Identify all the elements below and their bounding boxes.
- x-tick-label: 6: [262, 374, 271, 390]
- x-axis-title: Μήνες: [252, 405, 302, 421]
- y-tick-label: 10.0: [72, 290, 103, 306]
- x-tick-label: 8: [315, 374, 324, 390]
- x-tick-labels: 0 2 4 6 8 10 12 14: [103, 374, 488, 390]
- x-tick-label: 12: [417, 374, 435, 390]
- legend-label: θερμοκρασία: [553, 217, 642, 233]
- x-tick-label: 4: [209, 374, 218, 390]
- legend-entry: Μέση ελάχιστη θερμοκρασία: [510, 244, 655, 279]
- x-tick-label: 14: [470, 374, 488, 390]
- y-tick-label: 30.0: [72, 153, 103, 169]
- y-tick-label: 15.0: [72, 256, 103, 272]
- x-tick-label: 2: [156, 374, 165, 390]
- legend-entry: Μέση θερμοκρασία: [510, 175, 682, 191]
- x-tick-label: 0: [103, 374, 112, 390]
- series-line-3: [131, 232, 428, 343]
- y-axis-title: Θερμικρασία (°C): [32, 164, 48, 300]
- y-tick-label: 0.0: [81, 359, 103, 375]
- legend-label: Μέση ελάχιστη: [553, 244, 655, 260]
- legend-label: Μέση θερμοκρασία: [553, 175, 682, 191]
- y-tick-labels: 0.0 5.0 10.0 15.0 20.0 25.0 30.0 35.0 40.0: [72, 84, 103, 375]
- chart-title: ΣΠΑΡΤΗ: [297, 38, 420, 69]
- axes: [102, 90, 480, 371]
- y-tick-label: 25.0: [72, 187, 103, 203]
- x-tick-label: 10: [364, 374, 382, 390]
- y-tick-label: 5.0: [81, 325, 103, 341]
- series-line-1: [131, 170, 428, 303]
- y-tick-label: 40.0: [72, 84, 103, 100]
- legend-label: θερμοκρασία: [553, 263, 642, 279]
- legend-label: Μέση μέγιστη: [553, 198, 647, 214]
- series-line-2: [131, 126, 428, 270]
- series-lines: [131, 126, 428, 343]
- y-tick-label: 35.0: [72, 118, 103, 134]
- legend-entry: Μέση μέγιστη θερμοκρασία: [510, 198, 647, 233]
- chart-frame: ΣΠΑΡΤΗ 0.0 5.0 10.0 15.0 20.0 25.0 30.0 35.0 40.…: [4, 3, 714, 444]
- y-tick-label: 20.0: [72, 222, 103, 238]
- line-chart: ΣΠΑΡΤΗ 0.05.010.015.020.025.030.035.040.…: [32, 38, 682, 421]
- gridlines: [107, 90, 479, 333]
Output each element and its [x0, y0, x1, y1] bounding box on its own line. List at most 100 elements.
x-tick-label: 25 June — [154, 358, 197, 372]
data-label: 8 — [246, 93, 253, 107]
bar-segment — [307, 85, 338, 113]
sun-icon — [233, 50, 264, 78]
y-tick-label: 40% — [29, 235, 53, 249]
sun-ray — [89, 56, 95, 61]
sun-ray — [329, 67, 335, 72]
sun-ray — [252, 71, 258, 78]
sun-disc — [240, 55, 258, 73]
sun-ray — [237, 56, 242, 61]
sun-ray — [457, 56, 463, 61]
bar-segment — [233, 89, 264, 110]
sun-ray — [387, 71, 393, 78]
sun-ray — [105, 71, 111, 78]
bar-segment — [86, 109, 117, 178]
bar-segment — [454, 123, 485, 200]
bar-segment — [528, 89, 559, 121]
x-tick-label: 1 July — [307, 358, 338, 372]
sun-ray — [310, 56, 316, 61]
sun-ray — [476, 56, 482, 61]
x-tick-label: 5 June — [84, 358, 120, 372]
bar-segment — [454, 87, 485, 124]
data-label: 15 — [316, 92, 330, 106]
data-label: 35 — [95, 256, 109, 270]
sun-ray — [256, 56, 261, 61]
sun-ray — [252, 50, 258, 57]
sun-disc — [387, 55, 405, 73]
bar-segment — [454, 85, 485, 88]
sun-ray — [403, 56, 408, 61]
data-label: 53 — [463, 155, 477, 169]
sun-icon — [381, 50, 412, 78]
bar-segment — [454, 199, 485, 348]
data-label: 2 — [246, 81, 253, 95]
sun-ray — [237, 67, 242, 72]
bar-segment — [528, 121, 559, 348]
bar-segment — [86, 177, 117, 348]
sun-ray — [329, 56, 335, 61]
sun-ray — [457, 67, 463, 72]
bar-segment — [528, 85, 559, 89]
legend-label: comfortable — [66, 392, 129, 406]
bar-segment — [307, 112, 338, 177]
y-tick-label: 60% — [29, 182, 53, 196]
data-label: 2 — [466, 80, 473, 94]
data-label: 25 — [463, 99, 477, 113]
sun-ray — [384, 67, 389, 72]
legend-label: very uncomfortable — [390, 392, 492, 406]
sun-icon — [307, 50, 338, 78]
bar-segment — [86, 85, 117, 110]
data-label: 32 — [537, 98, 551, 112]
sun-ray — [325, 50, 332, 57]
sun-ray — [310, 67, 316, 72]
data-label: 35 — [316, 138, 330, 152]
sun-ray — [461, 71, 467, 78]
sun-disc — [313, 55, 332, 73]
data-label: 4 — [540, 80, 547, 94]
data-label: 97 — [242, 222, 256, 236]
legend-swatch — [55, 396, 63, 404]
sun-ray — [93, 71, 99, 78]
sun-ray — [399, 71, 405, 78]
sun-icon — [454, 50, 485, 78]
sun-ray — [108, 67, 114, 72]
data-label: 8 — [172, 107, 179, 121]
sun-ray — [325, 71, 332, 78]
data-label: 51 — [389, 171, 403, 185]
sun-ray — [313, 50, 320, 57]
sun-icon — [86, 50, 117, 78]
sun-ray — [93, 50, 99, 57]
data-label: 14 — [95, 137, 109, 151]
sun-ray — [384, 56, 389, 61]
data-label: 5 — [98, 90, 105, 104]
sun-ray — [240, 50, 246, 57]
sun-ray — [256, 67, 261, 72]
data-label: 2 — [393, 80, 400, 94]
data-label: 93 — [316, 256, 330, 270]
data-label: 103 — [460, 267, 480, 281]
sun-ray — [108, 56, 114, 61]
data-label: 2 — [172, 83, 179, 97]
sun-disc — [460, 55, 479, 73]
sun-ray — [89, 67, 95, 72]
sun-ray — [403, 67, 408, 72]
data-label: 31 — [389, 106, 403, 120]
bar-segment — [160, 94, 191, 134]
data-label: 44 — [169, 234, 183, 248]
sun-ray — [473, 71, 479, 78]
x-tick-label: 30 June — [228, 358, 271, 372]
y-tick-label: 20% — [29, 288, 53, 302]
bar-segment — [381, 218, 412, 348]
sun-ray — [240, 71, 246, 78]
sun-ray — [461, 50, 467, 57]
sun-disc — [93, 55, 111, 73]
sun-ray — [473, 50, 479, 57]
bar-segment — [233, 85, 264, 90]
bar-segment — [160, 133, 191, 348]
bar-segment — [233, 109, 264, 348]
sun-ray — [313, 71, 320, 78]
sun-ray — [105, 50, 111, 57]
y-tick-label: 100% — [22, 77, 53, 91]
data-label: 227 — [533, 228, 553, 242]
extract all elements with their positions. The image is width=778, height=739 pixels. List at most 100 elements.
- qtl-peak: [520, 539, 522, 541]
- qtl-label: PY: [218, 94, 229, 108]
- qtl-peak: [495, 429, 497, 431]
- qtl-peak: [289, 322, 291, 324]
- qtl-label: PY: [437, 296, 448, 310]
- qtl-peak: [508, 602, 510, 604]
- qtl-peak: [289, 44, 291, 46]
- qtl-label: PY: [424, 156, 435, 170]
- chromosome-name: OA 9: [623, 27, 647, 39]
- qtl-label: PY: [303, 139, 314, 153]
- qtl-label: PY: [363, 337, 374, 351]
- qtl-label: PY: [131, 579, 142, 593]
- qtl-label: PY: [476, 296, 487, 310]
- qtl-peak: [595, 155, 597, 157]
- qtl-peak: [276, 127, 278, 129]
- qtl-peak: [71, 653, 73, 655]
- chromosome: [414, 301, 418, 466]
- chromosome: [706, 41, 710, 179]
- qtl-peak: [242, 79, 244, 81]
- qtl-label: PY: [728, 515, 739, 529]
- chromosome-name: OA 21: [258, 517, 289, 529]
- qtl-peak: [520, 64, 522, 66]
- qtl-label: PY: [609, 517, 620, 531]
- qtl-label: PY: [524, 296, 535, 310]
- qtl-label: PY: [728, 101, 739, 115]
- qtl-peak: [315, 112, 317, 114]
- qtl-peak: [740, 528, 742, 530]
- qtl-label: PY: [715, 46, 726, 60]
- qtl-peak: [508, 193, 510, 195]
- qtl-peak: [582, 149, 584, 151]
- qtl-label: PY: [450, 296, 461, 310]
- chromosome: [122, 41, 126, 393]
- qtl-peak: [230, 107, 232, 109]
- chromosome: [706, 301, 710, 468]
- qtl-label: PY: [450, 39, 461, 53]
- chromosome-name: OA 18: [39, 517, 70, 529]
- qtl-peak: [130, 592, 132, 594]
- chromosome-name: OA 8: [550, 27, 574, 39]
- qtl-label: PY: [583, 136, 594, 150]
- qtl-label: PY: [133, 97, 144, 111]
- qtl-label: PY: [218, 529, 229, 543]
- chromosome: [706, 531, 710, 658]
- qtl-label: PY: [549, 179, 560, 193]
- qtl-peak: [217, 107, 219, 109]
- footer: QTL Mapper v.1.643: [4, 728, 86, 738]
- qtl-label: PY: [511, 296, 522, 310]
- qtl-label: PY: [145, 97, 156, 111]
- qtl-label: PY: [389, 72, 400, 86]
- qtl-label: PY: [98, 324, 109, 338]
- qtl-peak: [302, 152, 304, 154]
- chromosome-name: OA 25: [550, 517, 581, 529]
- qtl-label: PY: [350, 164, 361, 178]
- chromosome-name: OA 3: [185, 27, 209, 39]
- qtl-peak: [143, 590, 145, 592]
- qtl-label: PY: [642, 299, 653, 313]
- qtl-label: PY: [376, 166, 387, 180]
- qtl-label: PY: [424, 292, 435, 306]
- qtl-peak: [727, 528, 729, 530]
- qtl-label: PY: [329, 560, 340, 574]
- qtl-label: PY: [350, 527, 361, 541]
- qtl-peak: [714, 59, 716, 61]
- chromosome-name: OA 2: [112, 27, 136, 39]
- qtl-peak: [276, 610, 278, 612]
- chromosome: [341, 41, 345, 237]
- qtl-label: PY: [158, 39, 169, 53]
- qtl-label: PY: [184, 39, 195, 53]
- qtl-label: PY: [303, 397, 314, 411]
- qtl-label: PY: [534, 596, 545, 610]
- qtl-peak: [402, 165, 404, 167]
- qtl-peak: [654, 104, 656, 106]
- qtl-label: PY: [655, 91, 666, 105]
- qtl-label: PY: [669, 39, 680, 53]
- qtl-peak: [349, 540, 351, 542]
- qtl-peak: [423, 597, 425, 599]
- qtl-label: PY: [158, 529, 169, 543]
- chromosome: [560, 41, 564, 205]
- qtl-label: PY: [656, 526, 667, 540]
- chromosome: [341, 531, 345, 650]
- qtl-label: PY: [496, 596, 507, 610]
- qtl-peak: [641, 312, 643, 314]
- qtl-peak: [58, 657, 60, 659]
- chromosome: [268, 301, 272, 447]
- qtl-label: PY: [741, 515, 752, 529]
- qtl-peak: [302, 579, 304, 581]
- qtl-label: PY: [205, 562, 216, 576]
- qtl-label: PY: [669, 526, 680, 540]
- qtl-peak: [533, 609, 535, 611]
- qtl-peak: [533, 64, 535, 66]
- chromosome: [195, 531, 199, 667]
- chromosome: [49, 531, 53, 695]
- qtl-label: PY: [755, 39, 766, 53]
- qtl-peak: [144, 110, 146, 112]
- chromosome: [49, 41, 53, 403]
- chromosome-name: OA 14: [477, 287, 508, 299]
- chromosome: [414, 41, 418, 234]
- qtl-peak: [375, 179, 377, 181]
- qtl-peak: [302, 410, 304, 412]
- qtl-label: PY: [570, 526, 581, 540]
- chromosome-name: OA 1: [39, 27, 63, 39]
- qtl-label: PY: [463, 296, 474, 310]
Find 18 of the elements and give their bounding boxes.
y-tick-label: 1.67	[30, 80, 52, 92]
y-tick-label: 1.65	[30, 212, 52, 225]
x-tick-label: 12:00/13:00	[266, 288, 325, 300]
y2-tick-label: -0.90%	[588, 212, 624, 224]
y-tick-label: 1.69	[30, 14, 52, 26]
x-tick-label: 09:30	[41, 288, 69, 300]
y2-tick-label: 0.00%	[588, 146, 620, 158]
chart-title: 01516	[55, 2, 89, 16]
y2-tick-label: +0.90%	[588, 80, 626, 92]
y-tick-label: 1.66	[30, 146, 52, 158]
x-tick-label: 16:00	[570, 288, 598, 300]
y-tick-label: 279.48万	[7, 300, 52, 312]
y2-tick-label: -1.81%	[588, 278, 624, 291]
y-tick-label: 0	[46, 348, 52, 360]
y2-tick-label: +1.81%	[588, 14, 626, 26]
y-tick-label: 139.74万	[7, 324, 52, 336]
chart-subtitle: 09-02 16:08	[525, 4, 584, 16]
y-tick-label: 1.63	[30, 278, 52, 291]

⁂

### [Do this]
How many lines in the rows above contain the string "bounding"? Reply with the number only.

### [Output of the exercise]
3